__LISTED RECORDS__.

········

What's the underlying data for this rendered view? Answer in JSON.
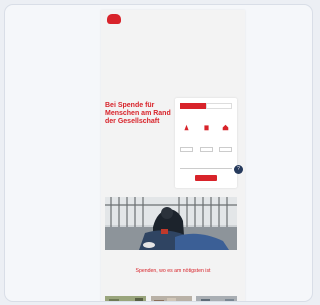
{
  "colors": {
    "brand_red": "#d8232a",
    "help_bubble": "#263a5c"
  },
  "header": {
    "logo_text": "",
    "nav": [
      "",
      "",
      ""
    ]
  },
  "hero": {
    "title": "Bei Spende für Menschen am Rand der Gesellschaft"
  },
  "donation_form": {
    "tabs": [
      "",
      ""
    ],
    "frequency": [
      "",
      ""
    ],
    "amounts": [
      "",
      "",
      ""
    ],
    "custom_placeholder": "",
    "submit_label": ""
  },
  "help_icon": "question-icon",
  "section": {
    "title": "Spenden, wo es am nötigsten ist"
  }
}
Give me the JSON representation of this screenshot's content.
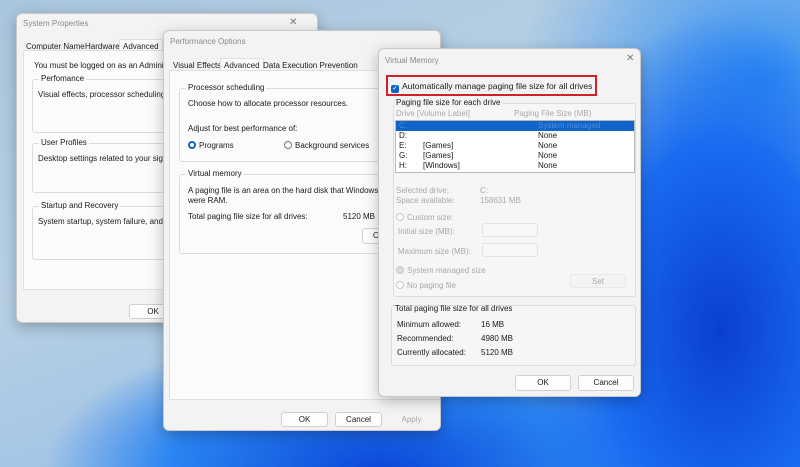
{
  "system_properties": {
    "title": "System Properties",
    "tabs": [
      "Computer Name",
      "Hardware",
      "Advanced"
    ],
    "admin_note": "You must be logged on as an Administrato",
    "performance": {
      "label": "Perfomance",
      "text": "Visual effects, processor scheduling, me"
    },
    "user_profiles": {
      "label": "User Profiles",
      "text": "Desktop settings related to your sign-in"
    },
    "startup": {
      "label": "Startup and Recovery",
      "text": "System startup, system failure, and debu"
    },
    "ok": "OK"
  },
  "performance_options": {
    "title": "Performance Options",
    "tabs": [
      "Visual Effects",
      "Advanced",
      "Data Execution Prevention"
    ],
    "processor": {
      "label": "Processor scheduling",
      "text": "Choose how to allocate processor resources.",
      "adjust": "Adjust for best performance of:",
      "programs": "Programs",
      "background": "Background services",
      "selected": "Programs"
    },
    "virtual_memory": {
      "label": "Virtual memory",
      "text1": "A paging file is an area on the hard disk that Windows",
      "text2": "were RAM.",
      "total_label": "Total paging file size for all drives:",
      "total_value": "5120 MB",
      "change": "C"
    },
    "ok": "OK",
    "cancel": "Cancel",
    "apply": "Apply"
  },
  "virtual_memory": {
    "title": "Virtual Memory",
    "auto_manage": "Automatically manage paging file size for all drives",
    "auto_manage_checked": true,
    "highlight_color": "#d0202a",
    "group_label": "Paging file size for each drive",
    "col_drive": "Drive  [Volume Label]",
    "col_size": "Paging File Size (MB)",
    "drives": [
      {
        "drive": "C:",
        "label": "",
        "size": "System managed",
        "selected": true
      },
      {
        "drive": "D:",
        "label": "",
        "size": "None"
      },
      {
        "drive": "E:",
        "label": "[Games]",
        "size": "None"
      },
      {
        "drive": "G:",
        "label": "[Games]",
        "size": "None"
      },
      {
        "drive": "H:",
        "label": "[Windows]",
        "size": "None"
      }
    ],
    "selected_drive_label": "Selected drive:",
    "selected_drive": "C:",
    "space_label": "Space available:",
    "space": "158631 MB",
    "custom_size": "Custom size:",
    "initial_size": "Initial size (MB):",
    "maximum_size": "Maximum size (MB):",
    "system_managed": "System managed size",
    "no_paging": "No paging file",
    "set": "Set",
    "totals_label": "Total paging file size for all drives",
    "min_label": "Minimum allowed:",
    "min": "16 MB",
    "rec_label": "Recommended:",
    "rec": "4980 MB",
    "cur_label": "Currently allocated:",
    "cur": "5120 MB",
    "ok": "OK",
    "cancel": "Cancel"
  }
}
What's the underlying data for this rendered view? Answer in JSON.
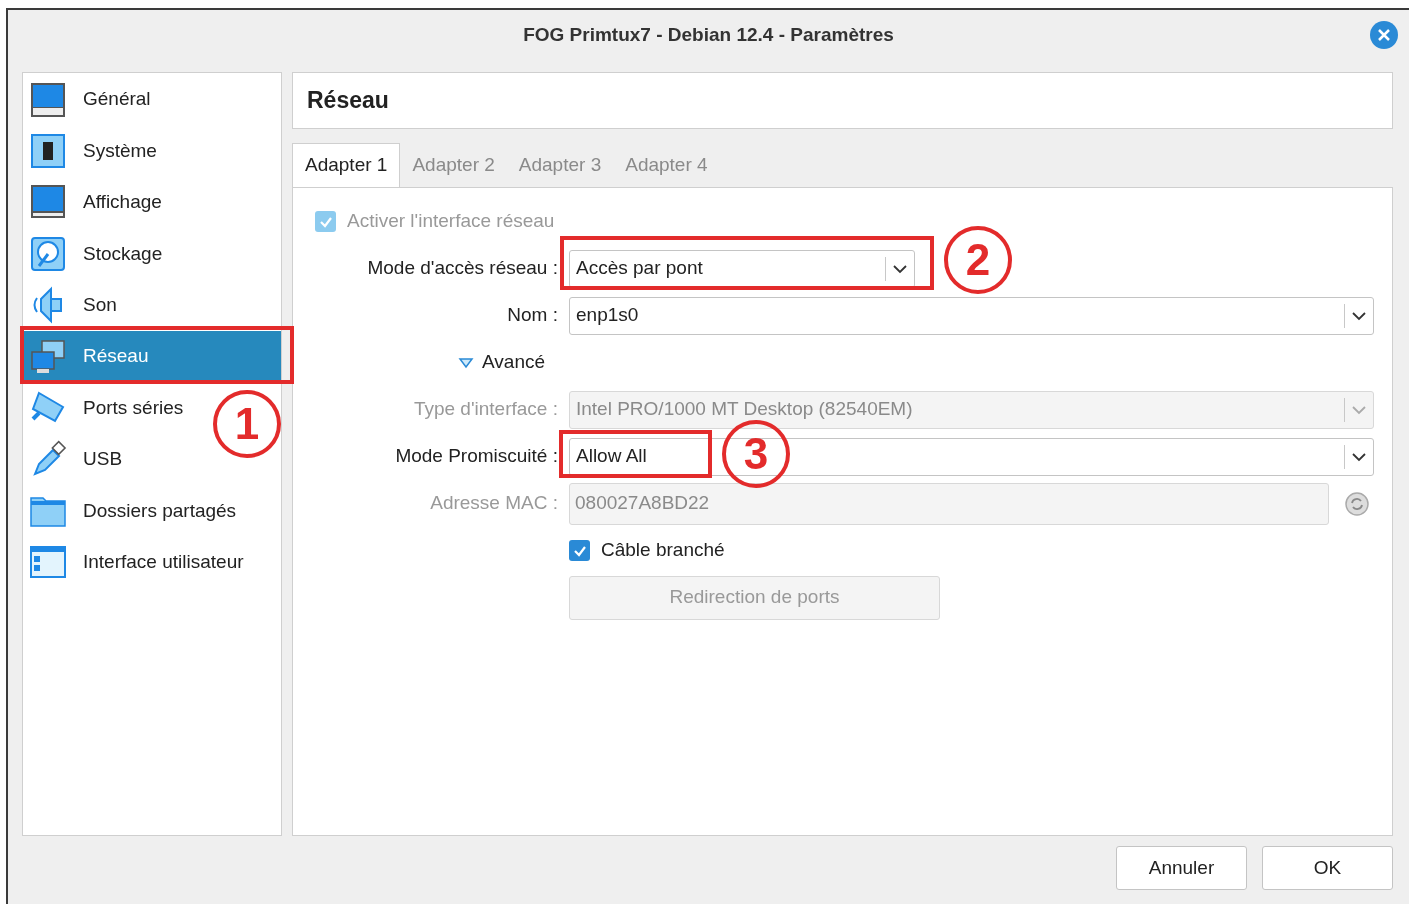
{
  "window": {
    "title": "FOG Primtux7 - Debian 12.4 - Paramètres"
  },
  "sidebar": {
    "items": [
      {
        "label": "Général",
        "selected": false
      },
      {
        "label": "Système",
        "selected": false
      },
      {
        "label": "Affichage",
        "selected": false
      },
      {
        "label": "Stockage",
        "selected": false
      },
      {
        "label": "Son",
        "selected": false
      },
      {
        "label": "Réseau",
        "selected": true
      },
      {
        "label": "Ports séries",
        "selected": false
      },
      {
        "label": "USB",
        "selected": false
      },
      {
        "label": "Dossiers partagés",
        "selected": false
      },
      {
        "label": "Interface utilisateur",
        "selected": false
      }
    ]
  },
  "section_title": "Réseau",
  "tabs": [
    {
      "label": "Adapter 1",
      "selected": true
    },
    {
      "label": "Adapter 2",
      "selected": false
    },
    {
      "label": "Adapter 3",
      "selected": false
    },
    {
      "label": "Adapter 4",
      "selected": false
    }
  ],
  "form": {
    "rows": [
      {
        "kind": "checkbox",
        "label": "Activer l'interface réseau",
        "checked": true,
        "disabled": true
      },
      {
        "kind": "combo",
        "label": "Mode d'accès réseau :",
        "value": "Accès par pont",
        "disabled": false
      },
      {
        "kind": "combo",
        "label": "Nom :",
        "value": "enp1s0",
        "disabled": false
      },
      {
        "kind": "disclosure",
        "label": "Avancé",
        "expanded": true
      },
      {
        "kind": "combo",
        "label": "Type d'interface :",
        "value": "Intel PRO/1000 MT Desktop (82540EM)",
        "disabled": true
      },
      {
        "kind": "combo",
        "label": "Mode Promiscuité :",
        "value": "Allow All",
        "disabled": false
      },
      {
        "kind": "text",
        "label": "Adresse MAC :",
        "value": "080027A8BD22",
        "disabled": true
      },
      {
        "kind": "checkbox",
        "label": "Câble branché",
        "checked": true,
        "disabled": false
      },
      {
        "kind": "button",
        "label": "Redirection de ports",
        "disabled": true
      }
    ]
  },
  "annotations": [
    {
      "number": "1"
    },
    {
      "number": "2"
    },
    {
      "number": "3"
    }
  ],
  "buttons": [
    "Annuler",
    "OK"
  ]
}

········

__PROBLEM TO WORK ON__.
Write out each line of the data exactly; the images should be left out.

__WRITTEN RESPONSE__.
What's the underlying data for this rendered view? Answer in JSON.
{
  "colors": {
    "brand_red": "#d8232a",
    "help_bubble": "#263a5c"
  },
  "header": {
    "logo_text": "",
    "nav": [
      "",
      "",
      ""
    ]
  },
  "hero": {
    "title": "Bei Spende für Menschen am Rand der Gesellschaft"
  },
  "donation_form": {
    "tabs": [
      "",
      ""
    ],
    "frequency": [
      "",
      ""
    ],
    "amounts": [
      "",
      "",
      ""
    ],
    "custom_placeholder": "",
    "submit_label": ""
  },
  "help_icon": "question-icon",
  "section": {
    "title": "Spenden, wo es am nötigsten ist"
  }
}
Give me the JSON representation of this screenshot's content.
{
  "system_properties": {
    "title": "System Properties",
    "tabs": [
      "Computer Name",
      "Hardware",
      "Advanced"
    ],
    "admin_note": "You must be logged on as an Administrato",
    "performance": {
      "label": "Perfomance",
      "text": "Visual effects, processor scheduling, me"
    },
    "user_profiles": {
      "label": "User Profiles",
      "text": "Desktop settings related to your sign-in"
    },
    "startup": {
      "label": "Startup and Recovery",
      "text": "System startup, system failure, and debu"
    },
    "ok": "OK"
  },
  "performance_options": {
    "title": "Performance Options",
    "tabs": [
      "Visual Effects",
      "Advanced",
      "Data Execution Prevention"
    ],
    "processor": {
      "label": "Processor scheduling",
      "text": "Choose how to allocate processor resources.",
      "adjust": "Adjust for best performance of:",
      "programs": "Programs",
      "background": "Background services",
      "selected": "Programs"
    },
    "virtual_memory": {
      "label": "Virtual memory",
      "text1": "A paging file is an area on the hard disk that Windows",
      "text2": "were RAM.",
      "total_label": "Total paging file size for all drives:",
      "total_value": "5120 MB",
      "change": "C"
    },
    "ok": "OK",
    "cancel": "Cancel",
    "apply": "Apply"
  },
  "virtual_memory": {
    "title": "Virtual Memory",
    "auto_manage": "Automatically manage paging file size for all drives",
    "auto_manage_checked": true,
    "highlight_color": "#d0202a",
    "group_label": "Paging file size for each drive",
    "col_drive": "Drive  [Volume Label]",
    "col_size": "Paging File Size (MB)",
    "drives": [
      {
        "drive": "C:",
        "label": "",
        "size": "System managed",
        "selected": true
      },
      {
        "drive": "D:",
        "label": "",
        "size": "None"
      },
      {
        "drive": "E:",
        "label": "[Games]",
        "size": "None"
      },
      {
        "drive": "G:",
        "label": "[Games]",
        "size": "None"
      },
      {
        "drive": "H:",
        "label": "[Windows]",
        "size": "None"
      }
    ],
    "selected_drive_label": "Selected drive:",
    "selected_drive": "C:",
    "space_label": "Space available:",
    "space": "158631 MB",
    "custom_size": "Custom size:",
    "initial_size": "Initial size (MB):",
    "maximum_size": "Maximum size (MB):",
    "system_managed": "System managed size",
    "no_paging": "No paging file",
    "set": "Set",
    "totals_label": "Total paging file size for all drives",
    "min_label": "Minimum allowed:",
    "min": "16 MB",
    "rec_label": "Recommended:",
    "rec": "4980 MB",
    "cur_label": "Currently allocated:",
    "cur": "5120 MB",
    "ok": "OK",
    "cancel": "Cancel"
  }
}
What's the underlying data for this rendered view? Answer in JSON.
{
  "window": {
    "title": "FOG Primtux7 - Debian 12.4 - Paramètres"
  },
  "sidebar": {
    "items": [
      {
        "label": "Général",
        "selected": false
      },
      {
        "label": "Système",
        "selected": false
      },
      {
        "label": "Affichage",
        "selected": false
      },
      {
        "label": "Stockage",
        "selected": false
      },
      {
        "label": "Son",
        "selected": false
      },
      {
        "label": "Réseau",
        "selected": true
      },
      {
        "label": "Ports séries",
        "selected": false
      },
      {
        "label": "USB",
        "selected": false
      },
      {
        "label": "Dossiers partagés",
        "selected": false
      },
      {
        "label": "Interface utilisateur",
        "selected": false
      }
    ]
  },
  "section_title": "Réseau",
  "tabs": [
    {
      "label": "Adapter 1",
      "selected": true
    },
    {
      "label": "Adapter 2",
      "selected": false
    },
    {
      "label": "Adapter 3",
      "selected": false
    },
    {
      "label": "Adapter 4",
      "selected": false
    }
  ],
  "form": {
    "rows": [
      {
        "kind": "checkbox",
        "label": "Activer l'interface réseau",
        "checked": true,
        "disabled": true
      },
      {
        "kind": "combo",
        "label": "Mode d'accès réseau :",
        "value": "Accès par pont",
        "disabled": false
      },
      {
        "kind": "combo",
        "label": "Nom :",
        "value": "enp1s0",
        "disabled": false
      },
      {
        "kind": "disclosure",
        "label": "Avancé",
        "expanded": true
      },
      {
        "kind": "combo",
        "label": "Type d'interface :",
        "value": "Intel PRO/1000 MT Desktop (82540EM)",
        "disabled": true
      },
      {
        "kind": "combo",
        "label": "Mode Promiscuité :",
        "value": "Allow All",
        "disabled": false
      },
      {
        "kind": "text",
        "label": "Adresse MAC :",
        "value": "080027A8BD22",
        "disabled": true
      },
      {
        "kind": "checkbox",
        "label": "Câble branché",
        "checked": true,
        "disabled": false
      },
      {
        "kind": "button",
        "label": "Redirection de ports",
        "disabled": true
      }
    ]
  },
  "annotations": [
    {
      "number": "1"
    },
    {
      "number": "2"
    },
    {
      "number": "3"
    }
  ],
  "buttons": [
    "Annuler",
    "OK"
  ]
}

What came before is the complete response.